Keep the wording of each record exactly the same when you repeat it, and leave out pictures.

:: RECORDS PROVIDED ::

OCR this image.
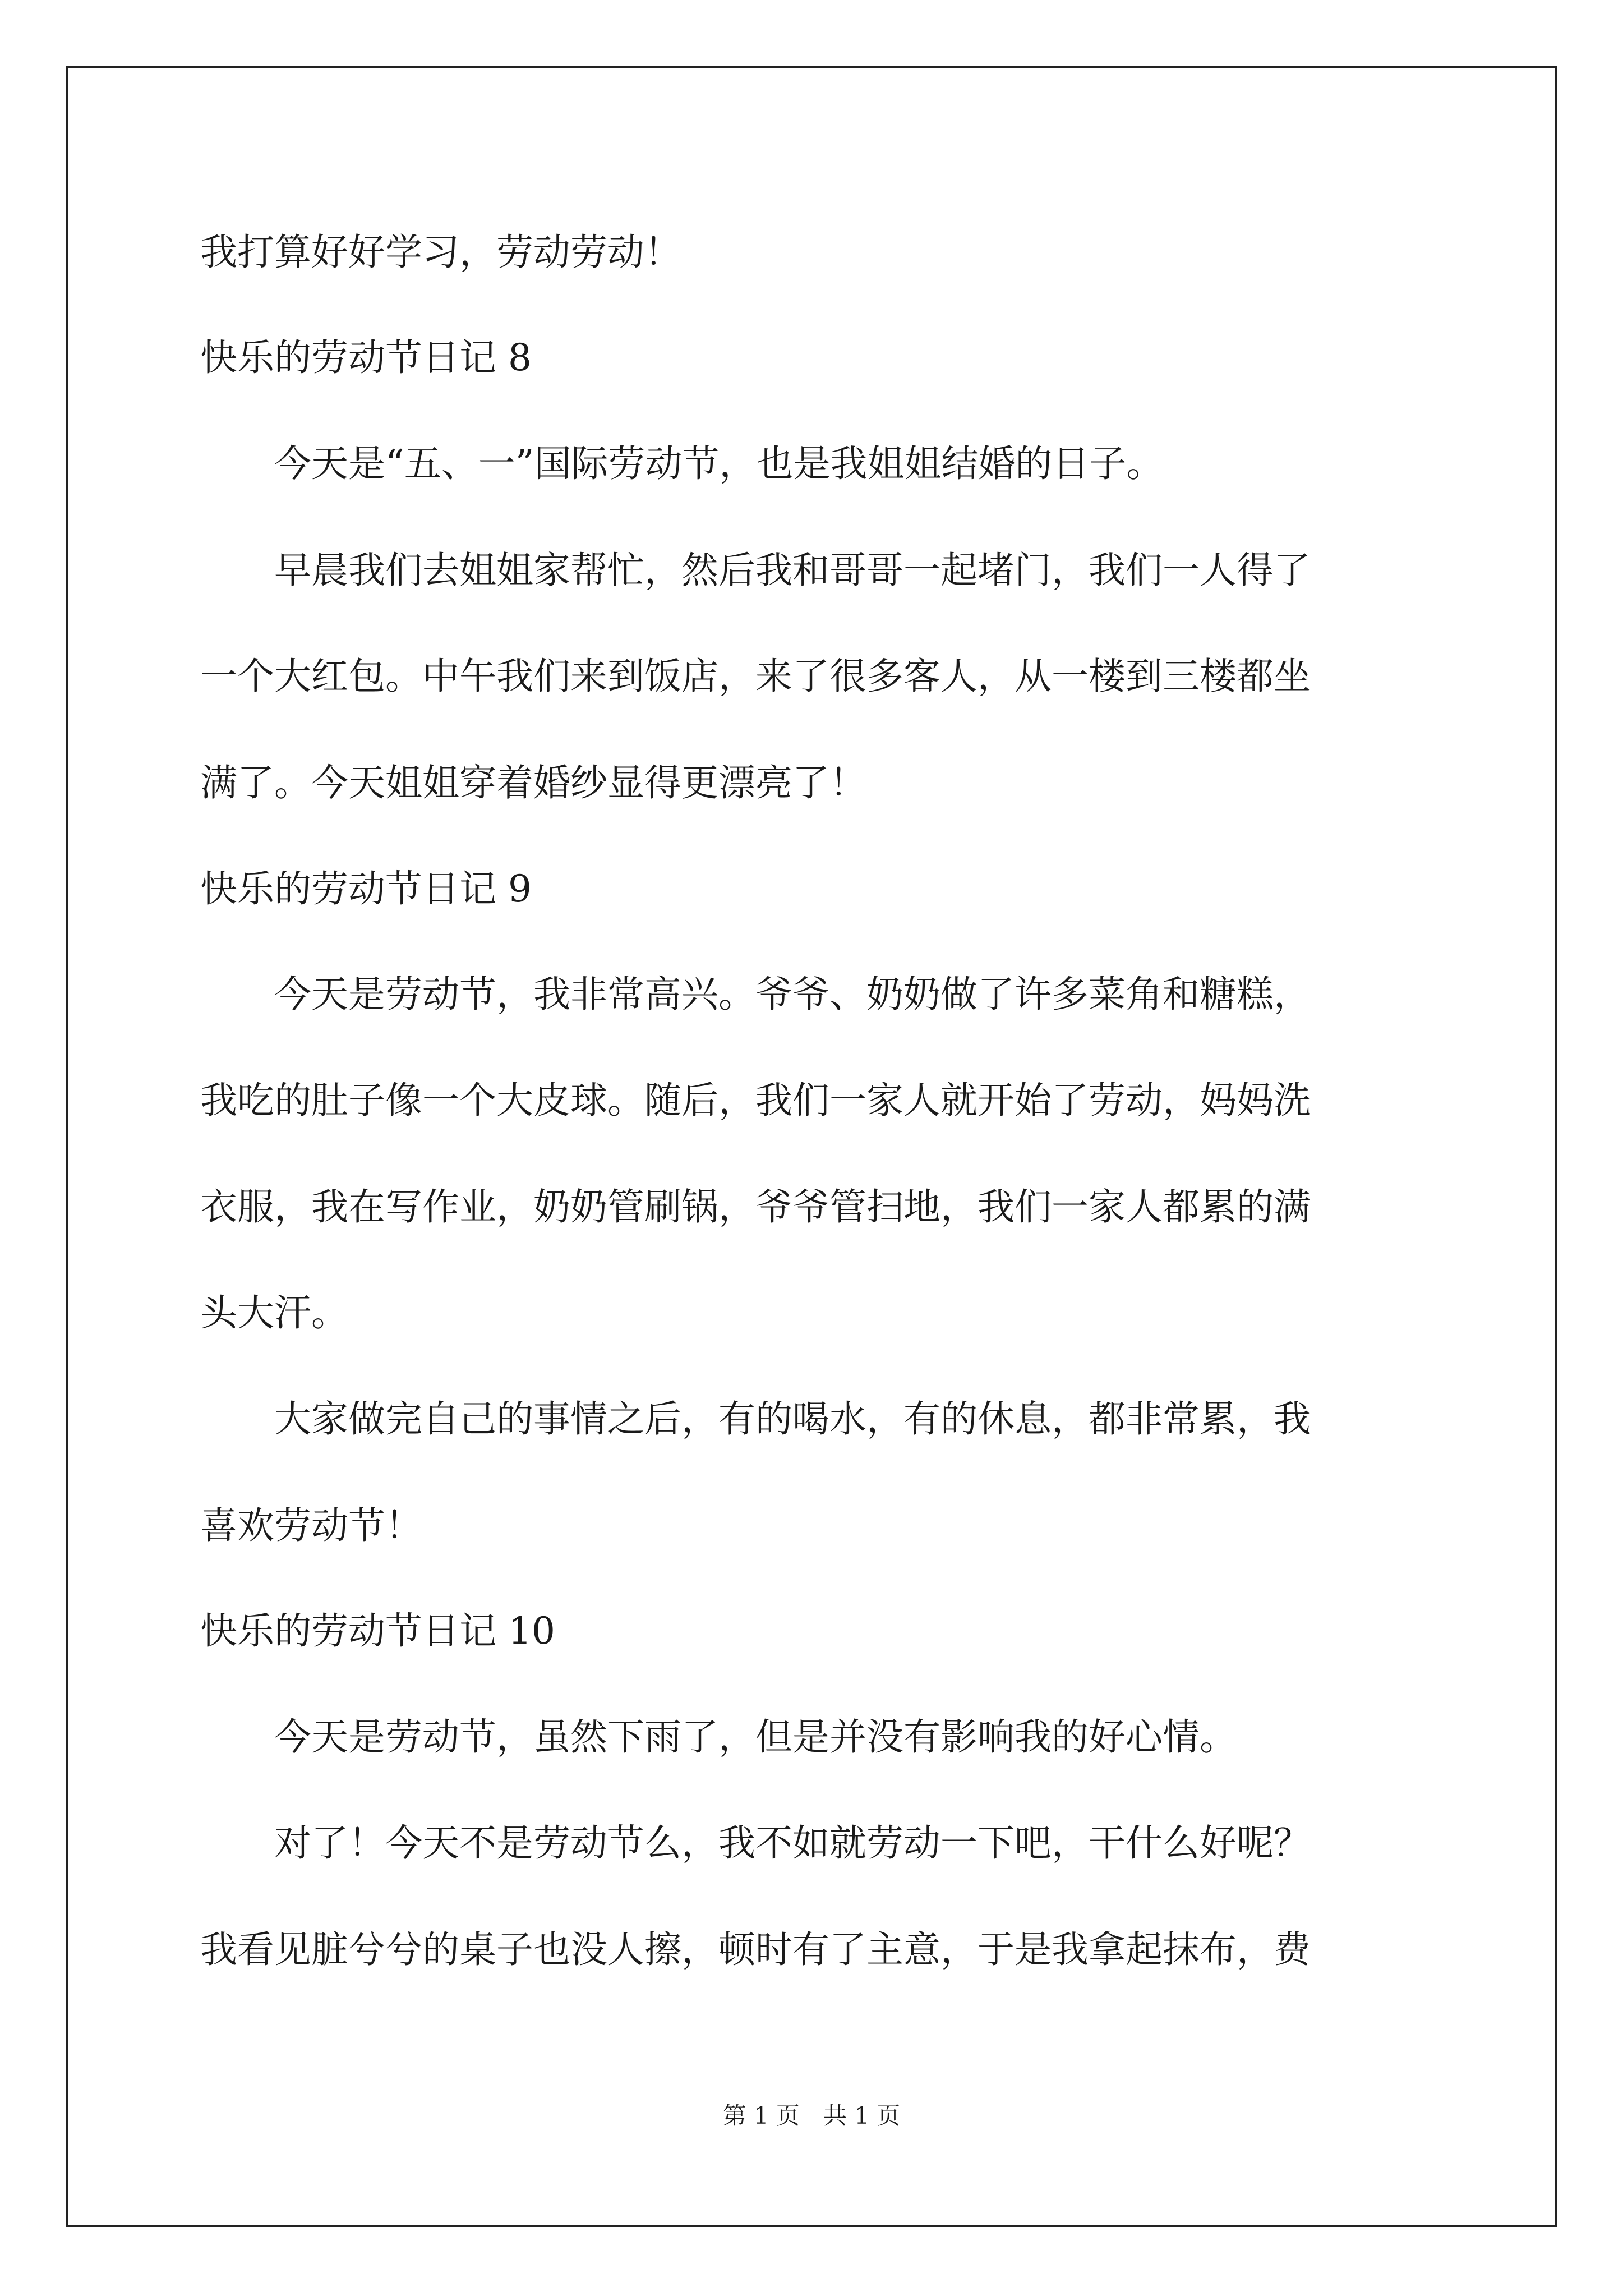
我打算好好学习，劳动劳动！
快乐的劳动节日记 8
　　今天是“五、一”国际劳动节，也是我姐姐结婚的日子。
　　早晨我们去姐姐家帮忙，然后我和哥哥一起堵门，我们一人得了
一个大红包。中午我们来到饭店，来了很多客人，从一楼到三楼都坐
满了。今天姐姐穿着婚纱显得更漂亮了！
快乐的劳动节日记 9
　　今天是劳动节，我非常高兴。爷爷、奶奶做了许多菜角和糖糕，
我吃的肚子像一个大皮球。随后，我们一家人就开始了劳动，妈妈洗
衣服，我在写作业，奶奶管刷锅，爷爷管扫地，我们一家人都累的满
头大汗。
　　大家做完自己的事情之后，有的喝水，有的休息，都非常累，我
喜欢劳动节！
快乐的劳动节日记 10
　　今天是劳动节，虽然下雨了，但是并没有影响我的好心情。
　　对了！今天不是劳动节么，我不如就劳动一下吧，干什么好呢？
我看见脏兮兮的桌子也没人擦，顿时有了主意，于是我拿起抹布，费
第 1 页　共 1 页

:::

● OUTPUT FOR THIS TASK
OCR this image.
我打算好好学习，劳动劳动！
快乐的劳动节日记 8
　　今天是“五、一”国际劳动节，也是我姐姐结婚的日子。
　　早晨我们去姐姐家帮忙，然后我和哥哥一起堵门，我们一人得了
一个大红包。中午我们来到饭店，来了很多客人，从一楼到三楼都坐
满了。今天姐姐穿着婚纱显得更漂亮了！
快乐的劳动节日记 9
　　今天是劳动节，我非常高兴。爷爷、奶奶做了许多菜角和糖糕，
我吃的肚子像一个大皮球。随后，我们一家人就开始了劳动，妈妈洗
衣服，我在写作业，奶奶管刷锅，爷爷管扫地，我们一家人都累的满
头大汗。
　　大家做完自己的事情之后，有的喝水，有的休息，都非常累，我
喜欢劳动节！
快乐的劳动节日记 10
　　今天是劳动节，虽然下雨了，但是并没有影响我的好心情。
　　对了！今天不是劳动节么，我不如就劳动一下吧，干什么好呢？
我看见脏兮兮的桌子也没人擦，顿时有了主意，于是我拿起抹布，费
第 1 页　共 1 页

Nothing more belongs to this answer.